[Opening RECORDS SHOWN section]

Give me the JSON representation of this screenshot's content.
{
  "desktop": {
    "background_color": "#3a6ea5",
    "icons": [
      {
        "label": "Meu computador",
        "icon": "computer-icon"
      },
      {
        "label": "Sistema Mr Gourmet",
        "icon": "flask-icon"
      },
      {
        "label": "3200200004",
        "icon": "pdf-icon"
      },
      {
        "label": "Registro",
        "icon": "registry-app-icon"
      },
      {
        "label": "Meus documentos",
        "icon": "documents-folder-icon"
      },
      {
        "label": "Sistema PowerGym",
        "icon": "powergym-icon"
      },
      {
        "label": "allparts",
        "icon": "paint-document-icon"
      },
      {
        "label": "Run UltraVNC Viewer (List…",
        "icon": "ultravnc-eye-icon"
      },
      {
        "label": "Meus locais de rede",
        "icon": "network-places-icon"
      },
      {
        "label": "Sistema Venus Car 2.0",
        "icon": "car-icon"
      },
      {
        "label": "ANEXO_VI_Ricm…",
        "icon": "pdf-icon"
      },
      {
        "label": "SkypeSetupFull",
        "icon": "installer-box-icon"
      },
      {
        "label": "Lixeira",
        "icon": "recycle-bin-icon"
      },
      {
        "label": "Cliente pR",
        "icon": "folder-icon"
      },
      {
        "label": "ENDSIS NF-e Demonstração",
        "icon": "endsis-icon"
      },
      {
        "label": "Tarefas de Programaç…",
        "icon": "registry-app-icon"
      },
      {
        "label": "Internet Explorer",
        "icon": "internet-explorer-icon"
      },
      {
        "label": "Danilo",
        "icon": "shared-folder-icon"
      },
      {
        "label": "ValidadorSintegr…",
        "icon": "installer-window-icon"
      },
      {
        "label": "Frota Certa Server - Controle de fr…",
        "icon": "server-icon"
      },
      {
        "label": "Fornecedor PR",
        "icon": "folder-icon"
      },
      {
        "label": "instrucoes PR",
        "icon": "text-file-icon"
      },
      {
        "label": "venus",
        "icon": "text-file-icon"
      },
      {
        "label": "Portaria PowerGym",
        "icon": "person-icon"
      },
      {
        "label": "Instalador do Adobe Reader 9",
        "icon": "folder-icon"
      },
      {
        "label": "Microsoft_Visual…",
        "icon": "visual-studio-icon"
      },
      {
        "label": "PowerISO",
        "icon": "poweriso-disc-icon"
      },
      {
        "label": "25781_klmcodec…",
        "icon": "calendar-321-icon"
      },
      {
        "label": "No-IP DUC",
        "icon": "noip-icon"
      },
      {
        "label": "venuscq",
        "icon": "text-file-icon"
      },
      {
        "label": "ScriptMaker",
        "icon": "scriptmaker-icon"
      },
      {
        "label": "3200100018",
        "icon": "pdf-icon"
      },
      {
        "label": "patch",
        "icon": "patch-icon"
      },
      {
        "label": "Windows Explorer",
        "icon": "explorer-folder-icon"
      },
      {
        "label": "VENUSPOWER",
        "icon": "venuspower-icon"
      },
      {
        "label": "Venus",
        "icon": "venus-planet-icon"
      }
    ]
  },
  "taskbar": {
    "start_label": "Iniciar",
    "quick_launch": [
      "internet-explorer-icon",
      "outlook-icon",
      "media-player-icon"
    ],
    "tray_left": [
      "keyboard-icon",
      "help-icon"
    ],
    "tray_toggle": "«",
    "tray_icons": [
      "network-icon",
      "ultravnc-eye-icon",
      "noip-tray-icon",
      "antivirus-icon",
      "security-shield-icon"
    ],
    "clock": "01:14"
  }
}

[Closing RECORDS SHOWN section]

**WHAT IS BEING ASKED**
After reading through the material, report every line that holds "Meus".

**EXPECTED ANSWER**
        "label": "Meus documentos",
        "label": "Meus locais de rede",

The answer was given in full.